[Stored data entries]
········

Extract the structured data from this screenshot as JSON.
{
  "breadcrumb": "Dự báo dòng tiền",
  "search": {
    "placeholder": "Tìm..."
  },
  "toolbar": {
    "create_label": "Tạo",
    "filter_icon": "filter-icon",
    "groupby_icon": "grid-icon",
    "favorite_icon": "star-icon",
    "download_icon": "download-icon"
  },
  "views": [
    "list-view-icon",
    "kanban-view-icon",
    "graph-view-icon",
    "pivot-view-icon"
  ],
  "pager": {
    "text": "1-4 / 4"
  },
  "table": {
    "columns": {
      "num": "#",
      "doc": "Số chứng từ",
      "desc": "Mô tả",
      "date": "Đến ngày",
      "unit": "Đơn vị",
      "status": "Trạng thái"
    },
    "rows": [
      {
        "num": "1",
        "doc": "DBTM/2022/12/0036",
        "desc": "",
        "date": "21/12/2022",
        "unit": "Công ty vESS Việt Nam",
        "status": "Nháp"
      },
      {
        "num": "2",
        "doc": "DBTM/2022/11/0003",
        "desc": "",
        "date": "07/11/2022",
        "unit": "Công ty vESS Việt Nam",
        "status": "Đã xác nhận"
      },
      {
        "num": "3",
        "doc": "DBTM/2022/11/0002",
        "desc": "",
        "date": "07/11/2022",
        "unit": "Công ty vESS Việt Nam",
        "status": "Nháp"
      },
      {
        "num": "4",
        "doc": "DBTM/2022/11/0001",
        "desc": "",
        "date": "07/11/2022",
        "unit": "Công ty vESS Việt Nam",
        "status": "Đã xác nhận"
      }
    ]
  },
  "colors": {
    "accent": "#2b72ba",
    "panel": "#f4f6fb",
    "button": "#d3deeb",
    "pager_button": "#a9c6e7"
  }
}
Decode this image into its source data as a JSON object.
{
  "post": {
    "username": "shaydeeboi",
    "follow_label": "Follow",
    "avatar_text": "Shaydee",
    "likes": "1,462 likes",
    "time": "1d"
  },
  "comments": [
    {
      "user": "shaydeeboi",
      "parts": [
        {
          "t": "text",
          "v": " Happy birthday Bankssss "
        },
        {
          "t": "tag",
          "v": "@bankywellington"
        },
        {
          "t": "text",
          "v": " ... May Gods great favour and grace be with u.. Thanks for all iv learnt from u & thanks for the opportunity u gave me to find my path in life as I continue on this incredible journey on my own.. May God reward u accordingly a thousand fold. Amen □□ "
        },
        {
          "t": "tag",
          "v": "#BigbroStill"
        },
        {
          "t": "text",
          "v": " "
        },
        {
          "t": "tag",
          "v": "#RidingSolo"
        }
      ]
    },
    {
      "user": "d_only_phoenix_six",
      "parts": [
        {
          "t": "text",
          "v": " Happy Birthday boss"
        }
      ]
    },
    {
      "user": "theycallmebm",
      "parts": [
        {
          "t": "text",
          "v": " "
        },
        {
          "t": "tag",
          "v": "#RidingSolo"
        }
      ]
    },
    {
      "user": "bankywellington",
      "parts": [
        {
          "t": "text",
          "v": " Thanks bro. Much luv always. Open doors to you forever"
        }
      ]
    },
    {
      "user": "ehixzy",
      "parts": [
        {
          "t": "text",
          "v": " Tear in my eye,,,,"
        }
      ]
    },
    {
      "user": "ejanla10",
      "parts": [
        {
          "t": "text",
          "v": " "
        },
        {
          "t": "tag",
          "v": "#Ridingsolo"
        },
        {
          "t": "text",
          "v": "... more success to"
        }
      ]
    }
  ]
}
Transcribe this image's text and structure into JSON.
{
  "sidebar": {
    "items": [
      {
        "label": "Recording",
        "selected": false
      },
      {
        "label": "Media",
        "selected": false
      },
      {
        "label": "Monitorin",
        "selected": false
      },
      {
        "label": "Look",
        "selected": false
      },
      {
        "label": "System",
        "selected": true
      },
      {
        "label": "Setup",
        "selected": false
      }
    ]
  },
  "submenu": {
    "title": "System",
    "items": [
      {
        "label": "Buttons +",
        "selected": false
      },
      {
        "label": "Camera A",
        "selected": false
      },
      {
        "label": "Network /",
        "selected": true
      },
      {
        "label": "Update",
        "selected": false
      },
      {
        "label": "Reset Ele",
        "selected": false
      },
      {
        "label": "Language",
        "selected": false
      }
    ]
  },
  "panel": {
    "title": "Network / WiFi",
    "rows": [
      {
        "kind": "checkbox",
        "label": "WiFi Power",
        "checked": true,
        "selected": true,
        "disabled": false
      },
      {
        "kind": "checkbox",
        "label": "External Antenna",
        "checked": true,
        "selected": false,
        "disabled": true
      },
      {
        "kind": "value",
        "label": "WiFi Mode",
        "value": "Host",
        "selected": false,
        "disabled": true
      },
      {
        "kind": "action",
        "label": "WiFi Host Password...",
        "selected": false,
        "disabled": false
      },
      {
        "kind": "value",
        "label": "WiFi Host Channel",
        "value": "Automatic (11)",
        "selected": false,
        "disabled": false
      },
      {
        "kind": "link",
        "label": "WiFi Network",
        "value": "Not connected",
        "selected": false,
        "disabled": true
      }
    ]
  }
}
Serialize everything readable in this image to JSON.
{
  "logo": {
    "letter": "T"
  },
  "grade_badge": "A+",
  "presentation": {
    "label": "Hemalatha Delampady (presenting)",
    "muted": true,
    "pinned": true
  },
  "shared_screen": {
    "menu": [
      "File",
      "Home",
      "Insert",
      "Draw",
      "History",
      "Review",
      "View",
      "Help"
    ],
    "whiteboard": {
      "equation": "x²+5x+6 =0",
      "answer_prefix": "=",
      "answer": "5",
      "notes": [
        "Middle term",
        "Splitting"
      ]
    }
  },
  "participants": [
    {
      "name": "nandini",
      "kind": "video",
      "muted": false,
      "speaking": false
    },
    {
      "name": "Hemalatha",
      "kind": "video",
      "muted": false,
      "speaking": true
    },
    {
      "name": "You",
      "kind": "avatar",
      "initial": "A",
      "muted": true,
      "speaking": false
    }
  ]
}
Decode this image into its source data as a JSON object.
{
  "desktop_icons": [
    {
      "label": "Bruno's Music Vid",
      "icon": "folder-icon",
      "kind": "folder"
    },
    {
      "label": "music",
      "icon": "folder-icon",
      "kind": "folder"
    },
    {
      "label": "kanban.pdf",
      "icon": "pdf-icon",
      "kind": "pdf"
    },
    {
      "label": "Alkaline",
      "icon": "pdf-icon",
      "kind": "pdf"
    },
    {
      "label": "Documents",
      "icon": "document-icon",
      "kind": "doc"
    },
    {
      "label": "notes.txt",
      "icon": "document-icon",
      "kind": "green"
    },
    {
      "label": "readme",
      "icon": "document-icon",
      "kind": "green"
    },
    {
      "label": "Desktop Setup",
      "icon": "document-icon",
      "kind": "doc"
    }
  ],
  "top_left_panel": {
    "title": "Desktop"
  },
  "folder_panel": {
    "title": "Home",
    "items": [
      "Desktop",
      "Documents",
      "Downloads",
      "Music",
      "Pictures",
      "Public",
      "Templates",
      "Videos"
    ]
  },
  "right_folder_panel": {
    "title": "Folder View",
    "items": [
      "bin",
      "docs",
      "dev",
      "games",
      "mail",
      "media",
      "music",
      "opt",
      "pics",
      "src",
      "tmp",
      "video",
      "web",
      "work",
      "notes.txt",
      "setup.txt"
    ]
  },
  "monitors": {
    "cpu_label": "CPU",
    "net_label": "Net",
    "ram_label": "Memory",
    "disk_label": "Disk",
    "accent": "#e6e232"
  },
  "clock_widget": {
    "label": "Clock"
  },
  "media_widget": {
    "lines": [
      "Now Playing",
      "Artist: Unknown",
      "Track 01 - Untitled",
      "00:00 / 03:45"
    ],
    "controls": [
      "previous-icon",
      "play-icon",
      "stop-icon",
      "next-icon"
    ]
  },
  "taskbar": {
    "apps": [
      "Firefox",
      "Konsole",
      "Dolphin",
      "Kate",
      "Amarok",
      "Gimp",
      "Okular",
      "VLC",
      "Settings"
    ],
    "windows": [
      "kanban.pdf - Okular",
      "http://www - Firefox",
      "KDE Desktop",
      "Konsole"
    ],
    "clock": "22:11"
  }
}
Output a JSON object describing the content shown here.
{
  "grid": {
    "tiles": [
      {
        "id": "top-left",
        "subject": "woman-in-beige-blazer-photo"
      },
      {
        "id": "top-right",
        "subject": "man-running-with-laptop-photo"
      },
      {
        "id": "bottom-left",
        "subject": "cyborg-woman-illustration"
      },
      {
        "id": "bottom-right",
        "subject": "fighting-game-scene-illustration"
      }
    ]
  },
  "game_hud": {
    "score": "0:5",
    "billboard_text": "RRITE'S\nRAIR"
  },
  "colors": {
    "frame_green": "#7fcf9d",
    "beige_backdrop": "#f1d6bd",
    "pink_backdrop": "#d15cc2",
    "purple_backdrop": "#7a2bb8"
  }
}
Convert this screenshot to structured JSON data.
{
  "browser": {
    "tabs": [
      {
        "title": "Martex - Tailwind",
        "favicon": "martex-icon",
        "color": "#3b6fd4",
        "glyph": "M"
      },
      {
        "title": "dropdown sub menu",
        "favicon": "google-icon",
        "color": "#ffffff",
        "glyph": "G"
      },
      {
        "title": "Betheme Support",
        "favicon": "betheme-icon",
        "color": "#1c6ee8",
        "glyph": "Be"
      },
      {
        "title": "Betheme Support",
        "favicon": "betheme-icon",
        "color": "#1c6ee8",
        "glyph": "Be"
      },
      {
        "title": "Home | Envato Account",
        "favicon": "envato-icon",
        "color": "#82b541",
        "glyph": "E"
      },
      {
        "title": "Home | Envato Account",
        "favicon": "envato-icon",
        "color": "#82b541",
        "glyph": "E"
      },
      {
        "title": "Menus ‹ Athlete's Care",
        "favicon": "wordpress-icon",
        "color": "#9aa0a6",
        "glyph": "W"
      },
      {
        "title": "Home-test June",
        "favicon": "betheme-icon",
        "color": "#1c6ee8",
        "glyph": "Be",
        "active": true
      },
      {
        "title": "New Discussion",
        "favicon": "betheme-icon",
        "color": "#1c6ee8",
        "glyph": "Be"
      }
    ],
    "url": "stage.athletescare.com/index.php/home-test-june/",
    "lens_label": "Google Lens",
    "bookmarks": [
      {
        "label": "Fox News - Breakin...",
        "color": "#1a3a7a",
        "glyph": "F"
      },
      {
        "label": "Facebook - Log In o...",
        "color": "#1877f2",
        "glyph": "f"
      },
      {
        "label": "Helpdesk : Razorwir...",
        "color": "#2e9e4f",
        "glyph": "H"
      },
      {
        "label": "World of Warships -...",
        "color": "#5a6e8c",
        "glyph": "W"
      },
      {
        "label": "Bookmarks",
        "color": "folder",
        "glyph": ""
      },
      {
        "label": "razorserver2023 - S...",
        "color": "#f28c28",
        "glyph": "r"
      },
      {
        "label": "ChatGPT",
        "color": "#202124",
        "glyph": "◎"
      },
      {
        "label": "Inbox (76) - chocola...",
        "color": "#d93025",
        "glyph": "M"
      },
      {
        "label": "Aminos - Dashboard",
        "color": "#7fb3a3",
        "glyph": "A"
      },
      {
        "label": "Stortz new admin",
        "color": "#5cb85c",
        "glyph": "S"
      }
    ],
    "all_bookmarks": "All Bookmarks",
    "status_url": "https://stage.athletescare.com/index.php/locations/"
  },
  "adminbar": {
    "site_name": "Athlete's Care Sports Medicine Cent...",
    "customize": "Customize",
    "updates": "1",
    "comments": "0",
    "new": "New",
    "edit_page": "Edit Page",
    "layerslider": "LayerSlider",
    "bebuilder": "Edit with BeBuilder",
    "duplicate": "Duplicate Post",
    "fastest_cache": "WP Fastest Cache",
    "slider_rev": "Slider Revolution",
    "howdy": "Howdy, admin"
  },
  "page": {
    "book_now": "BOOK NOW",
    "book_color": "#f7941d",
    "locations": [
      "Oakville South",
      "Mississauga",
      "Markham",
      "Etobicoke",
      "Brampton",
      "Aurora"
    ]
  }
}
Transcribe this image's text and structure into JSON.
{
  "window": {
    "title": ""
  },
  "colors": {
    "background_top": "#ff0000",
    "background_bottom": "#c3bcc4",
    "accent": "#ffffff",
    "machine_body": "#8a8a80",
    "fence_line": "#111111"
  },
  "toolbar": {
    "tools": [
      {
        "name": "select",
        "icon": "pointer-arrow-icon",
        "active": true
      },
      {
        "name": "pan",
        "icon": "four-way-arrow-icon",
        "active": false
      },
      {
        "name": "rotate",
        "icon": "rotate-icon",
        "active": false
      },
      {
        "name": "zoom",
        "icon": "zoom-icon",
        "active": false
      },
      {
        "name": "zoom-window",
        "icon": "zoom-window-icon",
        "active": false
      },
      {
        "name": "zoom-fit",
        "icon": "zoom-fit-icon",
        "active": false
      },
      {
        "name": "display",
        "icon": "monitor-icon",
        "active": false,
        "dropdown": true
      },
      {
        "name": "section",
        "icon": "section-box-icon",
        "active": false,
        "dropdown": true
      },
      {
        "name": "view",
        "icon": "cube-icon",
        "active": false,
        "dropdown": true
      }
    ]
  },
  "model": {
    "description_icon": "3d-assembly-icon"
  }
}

········

Of the lines above, how many include the word "muted"? Reply with the number only.

== Expected answer ==
4